Wherever the string "block" appears in a line, extract that line.

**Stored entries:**
★ ★ ★ ★ ★

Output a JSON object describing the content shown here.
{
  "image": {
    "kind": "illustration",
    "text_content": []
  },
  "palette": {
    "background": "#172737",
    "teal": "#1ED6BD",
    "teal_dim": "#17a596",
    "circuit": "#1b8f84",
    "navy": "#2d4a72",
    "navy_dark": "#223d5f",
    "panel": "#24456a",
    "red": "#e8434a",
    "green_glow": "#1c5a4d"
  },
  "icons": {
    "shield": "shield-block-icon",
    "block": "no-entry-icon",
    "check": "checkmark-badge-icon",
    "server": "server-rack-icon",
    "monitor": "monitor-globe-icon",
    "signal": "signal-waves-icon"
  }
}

★ ★ ★ ★ ★

**EXERCISE OUTPUT:**
    "shield": "shield-block-icon",
    "block": "no-entry-icon",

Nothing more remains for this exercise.